● **The problem**
Pictures aside, write out every record exactly as it appears.

● **Data records**
** Begin **
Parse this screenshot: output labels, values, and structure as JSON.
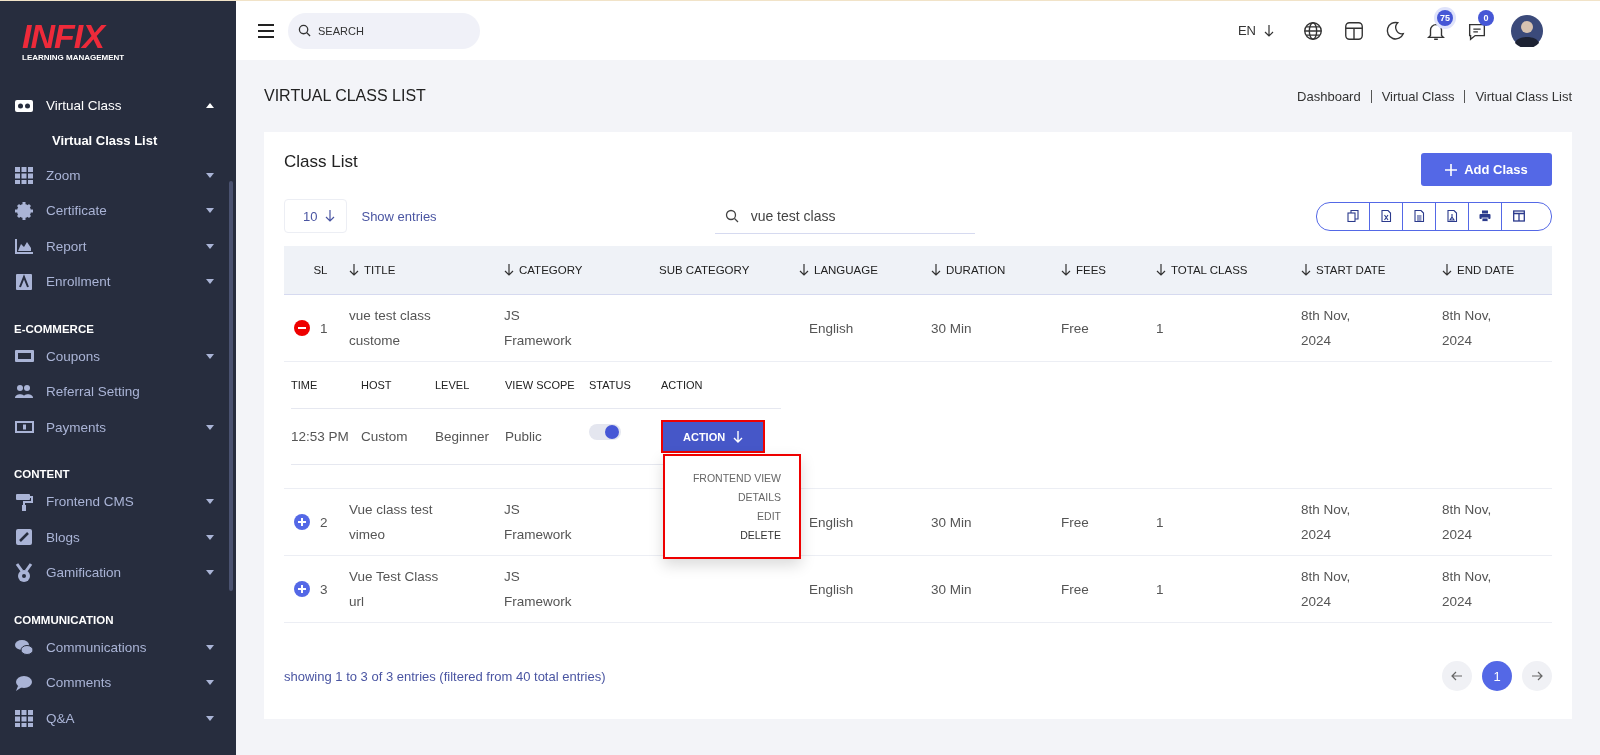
{
  "logo": {
    "brand": "INFIX",
    "tagline": "LEARNING MANAGEMENT"
  },
  "sidebar": {
    "groups": [
      {
        "items": [
          {
            "label": "Virtual Class",
            "selected": true,
            "expanded": true,
            "children": [
              {
                "label": "Virtual Class List",
                "selected": true
              }
            ]
          },
          {
            "label": "Zoom",
            "selected": false,
            "expanded": false
          },
          {
            "label": "Certificate",
            "selected": false,
            "expanded": false
          },
          {
            "label": "Report",
            "selected": false,
            "expanded": false
          },
          {
            "label": "Enrollment",
            "selected": false,
            "expanded": false
          }
        ]
      },
      {
        "heading": "E-COMMERCE",
        "items": [
          {
            "label": "Coupons",
            "selected": false,
            "expanded": false
          },
          {
            "label": "Referral Setting",
            "selected": false
          },
          {
            "label": "Payments",
            "selected": false,
            "expanded": false
          }
        ]
      },
      {
        "heading": "CONTENT",
        "items": [
          {
            "label": "Frontend CMS",
            "selected": false,
            "expanded": false
          },
          {
            "label": "Blogs",
            "selected": false,
            "expanded": false
          },
          {
            "label": "Gamification",
            "selected": false,
            "expanded": false
          }
        ]
      },
      {
        "heading": "COMMUNICATION",
        "items": [
          {
            "label": "Communications",
            "selected": false,
            "expanded": false
          },
          {
            "label": "Comments",
            "selected": false,
            "expanded": false
          },
          {
            "label": "Q&A",
            "selected": false,
            "expanded": false
          }
        ]
      }
    ]
  },
  "topbar": {
    "search": {
      "placeholder": "SEARCH"
    },
    "language": "EN",
    "notifications": "75",
    "messages": "0"
  },
  "page": {
    "title": "VIRTUAL CLASS LIST",
    "breadcrumb": [
      "Dashboard",
      "Virtual Class",
      "Virtual Class List"
    ]
  },
  "card": {
    "title": "Class List",
    "add_button": "Add Class",
    "page_size": "10",
    "page_size_label": "Show entries",
    "search": {
      "value": "vue test class"
    },
    "table": {
      "columns": [
        {
          "label": "SL",
          "sortable": false
        },
        {
          "label": "TITLE",
          "sortable": true
        },
        {
          "label": "CATEGORY",
          "sortable": true
        },
        {
          "label": "SUB CATEGORY",
          "sortable": false
        },
        {
          "label": "LANGUAGE",
          "sortable": true
        },
        {
          "label": "DURATION",
          "sortable": true
        },
        {
          "label": "FEES",
          "sortable": true
        },
        {
          "label": "TOTAL CLASS",
          "sortable": true
        },
        {
          "label": "START DATE",
          "sortable": true
        },
        {
          "label": "END DATE",
          "sortable": true
        }
      ],
      "detail_columns": [
        "TIME",
        "HOST",
        "LEVEL",
        "VIEW SCOPE",
        "STATUS",
        "ACTION"
      ],
      "rows": [
        {
          "sl": "1",
          "expanded": true,
          "title": "vue test class custome",
          "category": "JS Framework",
          "language": "English",
          "duration": "30 Min",
          "fees": "Free",
          "total_class": "1",
          "start_date": "8th Nov, 2024",
          "end_date": "8th Nov, 2024",
          "details": {
            "time": "12:53 PM",
            "host": "Custom",
            "level": "Beginner",
            "view_scope": "Public",
            "status_on": true,
            "action": "ACTION",
            "menu": [
              {
                "label": "FRONTEND VIEW",
                "selected": false
              },
              {
                "label": "DETAILS",
                "selected": false
              },
              {
                "label": "EDIT",
                "selected": false
              },
              {
                "label": "DELETE",
                "selected": true
              }
            ]
          }
        },
        {
          "sl": "2",
          "expanded": false,
          "title": "Vue class test vimeo",
          "category": "JS Framework",
          "language": "English",
          "duration": "30 Min",
          "fees": "Free",
          "total_class": "1",
          "start_date": "8th Nov, 2024",
          "end_date": "8th Nov, 2024"
        },
        {
          "sl": "3",
          "expanded": false,
          "title": "Vue Test Class url",
          "category": "JS Framework",
          "language": "English",
          "duration": "30 Min",
          "fees": "Free",
          "total_class": "1",
          "start_date": "8th Nov, 2024",
          "end_date": "8th Nov, 2024"
        }
      ]
    },
    "info": "showing 1 to 3 of 3 entries (filtered from 40 total entries)",
    "pagination": [
      {
        "label": "1",
        "selected": true
      }
    ]
  }
}
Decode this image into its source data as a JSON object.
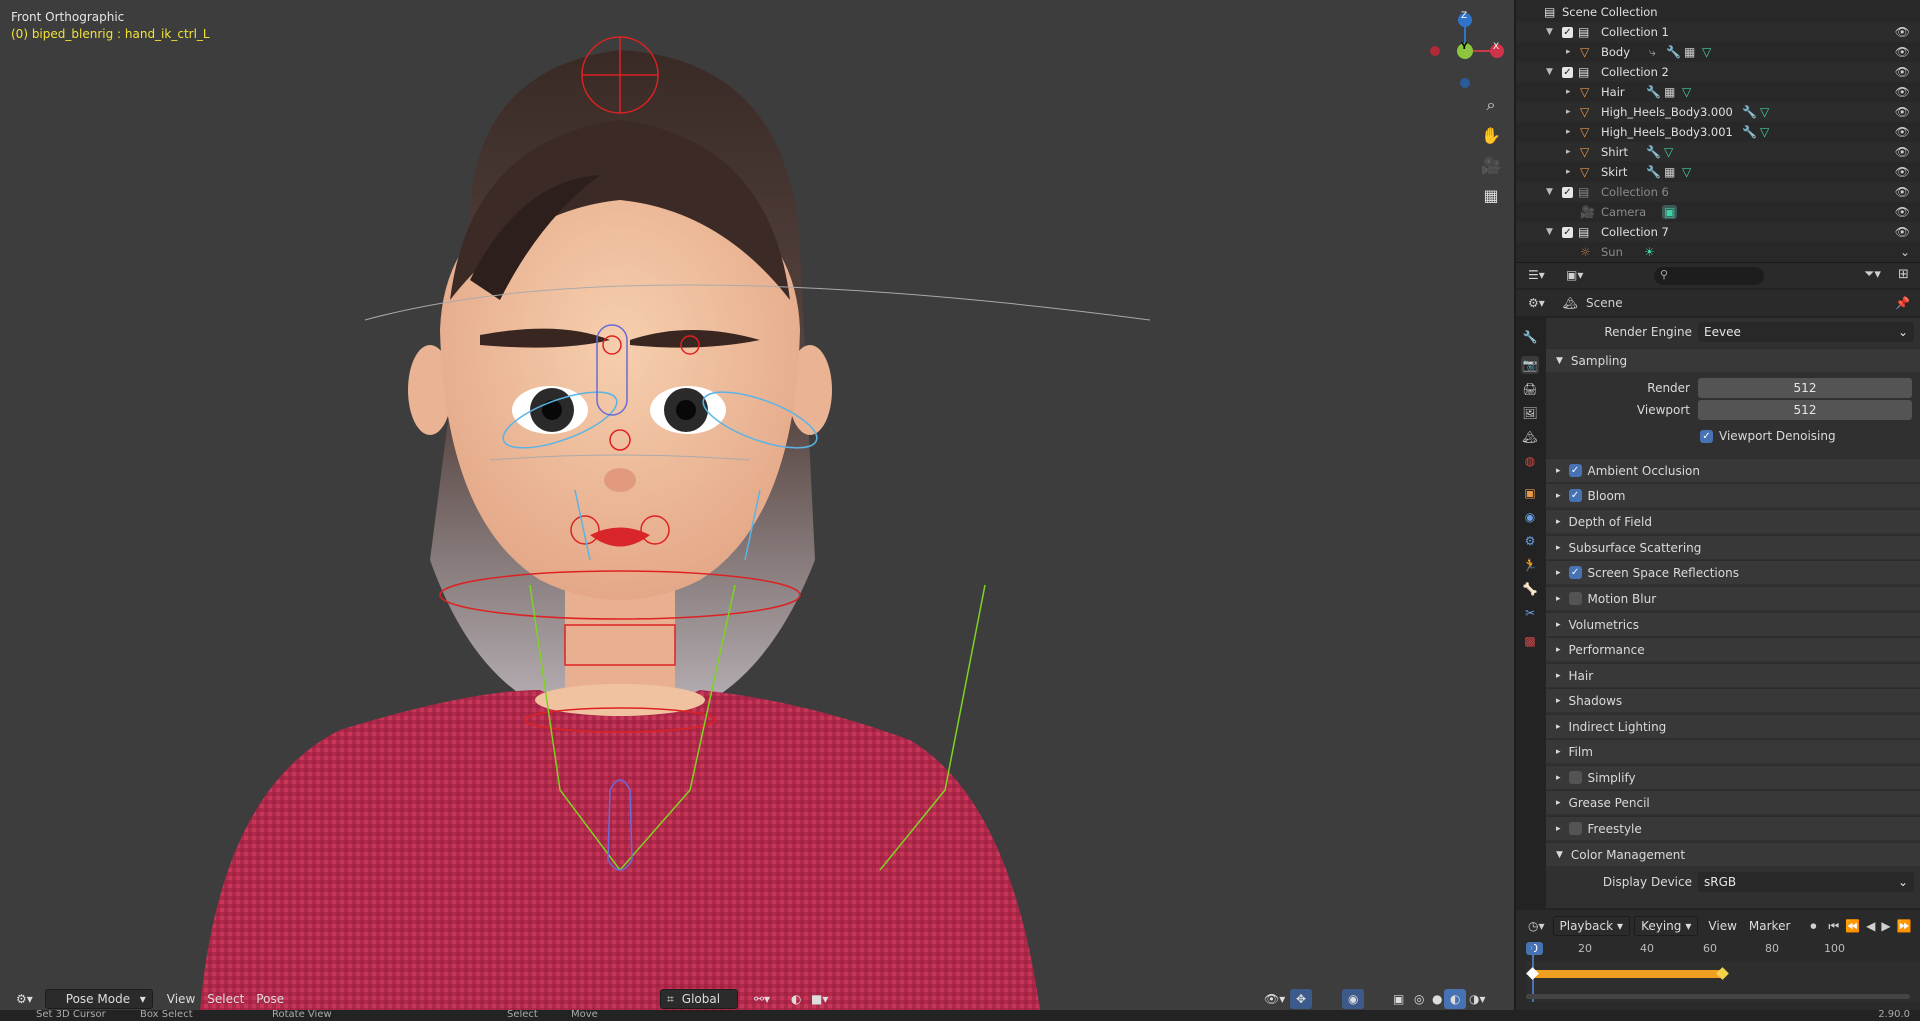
** End **
● **Expected answer**
Parse this screenshot: output labels, values, and structure as JSON.
{
  "logo": {
    "brand": "INFIX",
    "tagline": "LEARNING MANAGEMENT"
  },
  "sidebar": {
    "groups": [
      {
        "items": [
          {
            "label": "Virtual Class",
            "selected": true,
            "expanded": true,
            "children": [
              {
                "label": "Virtual Class List",
                "selected": true
              }
            ]
          },
          {
            "label": "Zoom",
            "selected": false,
            "expanded": false
          },
          {
            "label": "Certificate",
            "selected": false,
            "expanded": false
          },
          {
            "label": "Report",
            "selected": false,
            "expanded": false
          },
          {
            "label": "Enrollment",
            "selected": false,
            "expanded": false
          }
        ]
      },
      {
        "heading": "E-COMMERCE",
        "items": [
          {
            "label": "Coupons",
            "selected": false,
            "expanded": false
          },
          {
            "label": "Referral Setting",
            "selected": false
          },
          {
            "label": "Payments",
            "selected": false,
            "expanded": false
          }
        ]
      },
      {
        "heading": "CONTENT",
        "items": [
          {
            "label": "Frontend CMS",
            "selected": false,
            "expanded": false
          },
          {
            "label": "Blogs",
            "selected": false,
            "expanded": false
          },
          {
            "label": "Gamification",
            "selected": false,
            "expanded": false
          }
        ]
      },
      {
        "heading": "COMMUNICATION",
        "items": [
          {
            "label": "Communications",
            "selected": false,
            "expanded": false
          },
          {
            "label": "Comments",
            "selected": false,
            "expanded": false
          },
          {
            "label": "Q&A",
            "selected": false,
            "expanded": false
          }
        ]
      }
    ]
  },
  "topbar": {
    "search": {
      "placeholder": "SEARCH"
    },
    "language": "EN",
    "notifications": "75",
    "messages": "0"
  },
  "page": {
    "title": "VIRTUAL CLASS LIST",
    "breadcrumb": [
      "Dashboard",
      "Virtual Class",
      "Virtual Class List"
    ]
  },
  "card": {
    "title": "Class List",
    "add_button": "Add Class",
    "page_size": "10",
    "page_size_label": "Show entries",
    "search": {
      "value": "vue test class"
    },
    "table": {
      "columns": [
        {
          "label": "SL",
          "sortable": false
        },
        {
          "label": "TITLE",
          "sortable": true
        },
        {
          "label": "CATEGORY",
          "sortable": true
        },
        {
          "label": "SUB CATEGORY",
          "sortable": false
        },
        {
          "label": "LANGUAGE",
          "sortable": true
        },
        {
          "label": "DURATION",
          "sortable": true
        },
        {
          "label": "FEES",
          "sortable": true
        },
        {
          "label": "TOTAL CLASS",
          "sortable": true
        },
        {
          "label": "START DATE",
          "sortable": true
        },
        {
          "label": "END DATE",
          "sortable": true
        }
      ],
      "detail_columns": [
        "TIME",
        "HOST",
        "LEVEL",
        "VIEW SCOPE",
        "STATUS",
        "ACTION"
      ],
      "rows": [
        {
          "sl": "1",
          "expanded": true,
          "title": "vue test class custome",
          "category": "JS Framework",
          "language": "English",
          "duration": "30 Min",
          "fees": "Free",
          "total_class": "1",
          "start_date": "8th Nov, 2024",
          "end_date": "8th Nov, 2024",
          "details": {
            "time": "12:53 PM",
            "host": "Custom",
            "level": "Beginner",
            "view_scope": "Public",
            "status_on": true,
            "action": "ACTION",
            "menu": [
              {
                "label": "FRONTEND VIEW",
                "selected": false
              },
              {
                "label": "DETAILS",
                "selected": false
              },
              {
                "label": "EDIT",
                "selected": false
              },
              {
                "label": "DELETE",
                "selected": true
              }
            ]
          }
        },
        {
          "sl": "2",
          "expanded": false,
          "title": "Vue class test vimeo",
          "category": "JS Framework",
          "language": "English",
          "duration": "30 Min",
          "fees": "Free",
          "total_class": "1",
          "start_date": "8th Nov, 2024",
          "end_date": "8th Nov, 2024"
        },
        {
          "sl": "3",
          "expanded": false,
          "title": "Vue Test Class url",
          "category": "JS Framework",
          "language": "English",
          "duration": "30 Min",
          "fees": "Free",
          "total_class": "1",
          "start_date": "8th Nov, 2024",
          "end_date": "8th Nov, 2024"
        }
      ]
    },
    "info": "showing 1 to 3 of 3 entries (filtered from 40 total entries)",
    "pagination": [
      {
        "label": "1",
        "selected": true
      }
    ]
  }
}
Decode this image into its source data as a JSON object.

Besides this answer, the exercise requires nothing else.